Stated goal »
Pull every line that holds the word "this" from the entries.

^^^^^^^^

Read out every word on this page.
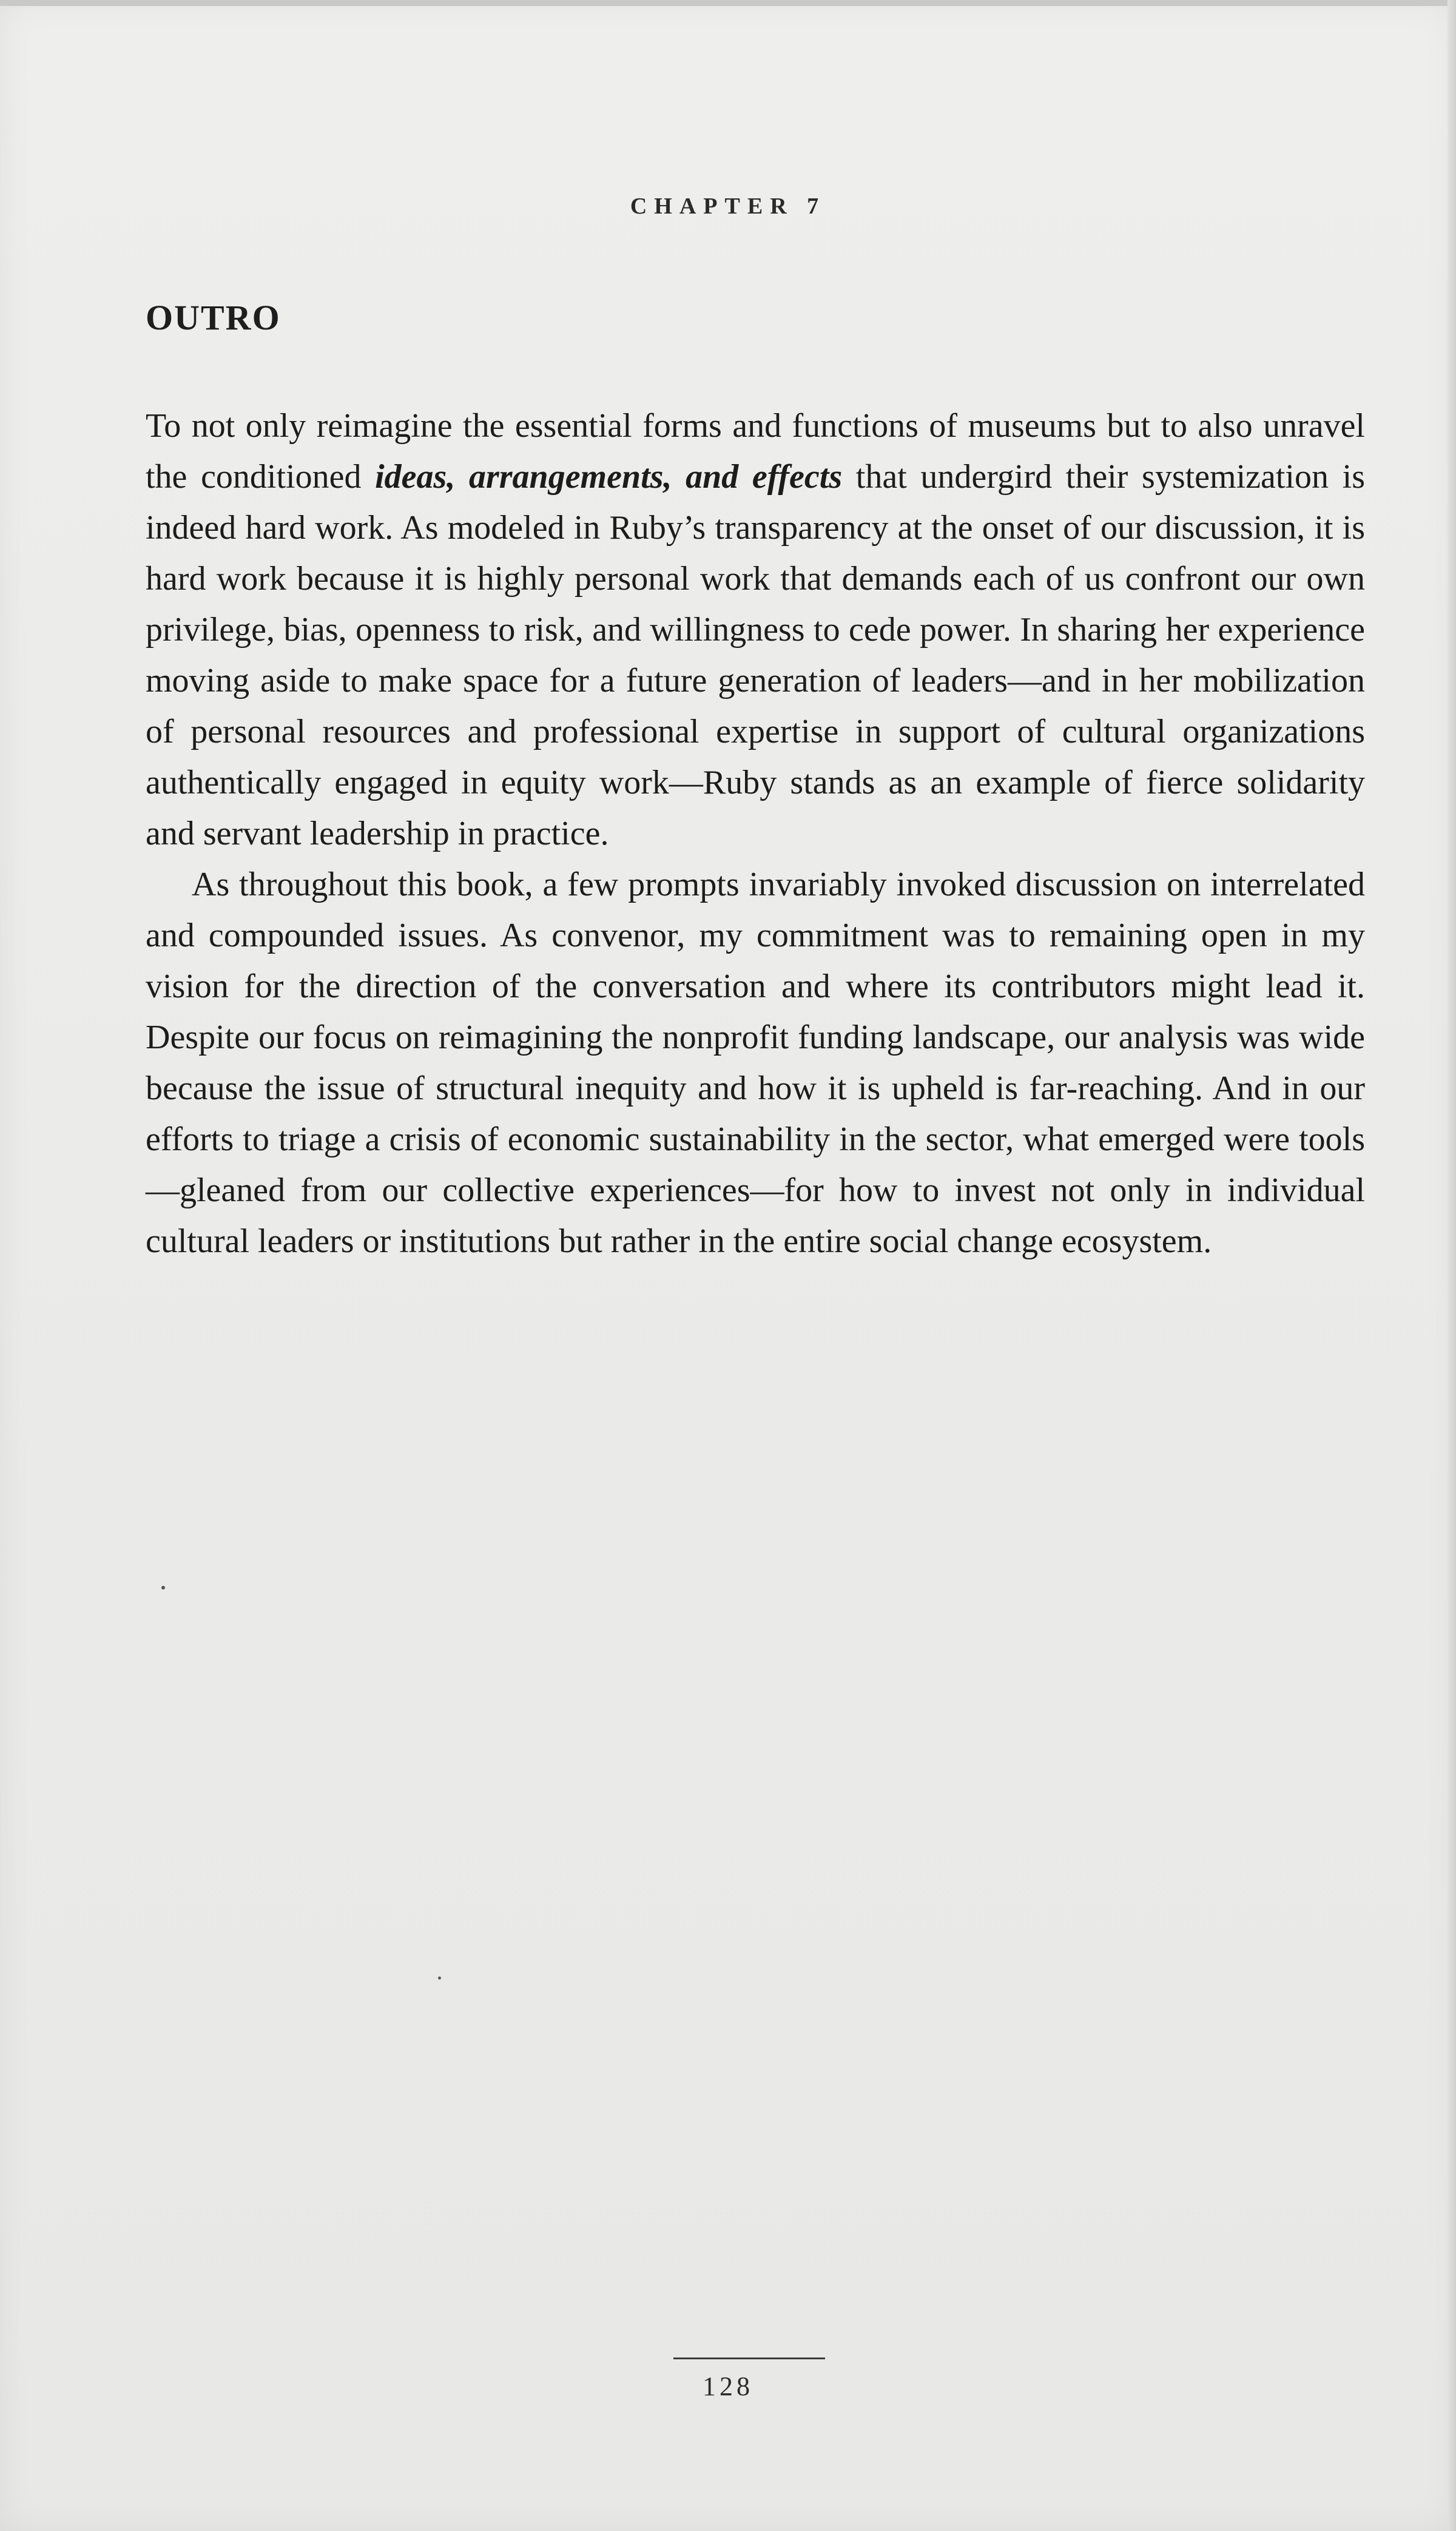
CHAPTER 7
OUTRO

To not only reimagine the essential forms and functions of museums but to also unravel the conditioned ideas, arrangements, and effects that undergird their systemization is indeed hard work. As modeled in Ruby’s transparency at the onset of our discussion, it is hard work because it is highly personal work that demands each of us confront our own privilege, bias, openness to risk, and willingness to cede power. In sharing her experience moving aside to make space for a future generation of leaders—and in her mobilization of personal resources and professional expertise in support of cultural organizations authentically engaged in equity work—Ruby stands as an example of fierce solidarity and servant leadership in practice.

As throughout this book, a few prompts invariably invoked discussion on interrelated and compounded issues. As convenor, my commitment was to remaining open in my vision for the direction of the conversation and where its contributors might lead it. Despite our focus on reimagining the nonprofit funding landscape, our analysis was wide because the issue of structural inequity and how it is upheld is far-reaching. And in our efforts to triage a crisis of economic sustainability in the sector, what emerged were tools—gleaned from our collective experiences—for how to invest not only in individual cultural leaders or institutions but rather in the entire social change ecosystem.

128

^^^^^^^^

Output of the task »
Read out every word on this page.
As throughout this book, a few prompts invariably invoked discussion on interrelated and compounded issues. As convenor, my commitment was to remaining open in my vision for the direction of the conversation and where its contributors might lead it. Despite our focus on reimagining the nonprofit funding landscape, our analysis was wide because the issue of structural inequity and how it is upheld is far-reaching. And in our efforts to triage a crisis of economic sustainability in the sector, what emerged were tools—gleaned from our collective experiences—for how to invest not only in individual cultural leaders or institutions but rather in the entire social change ecosystem.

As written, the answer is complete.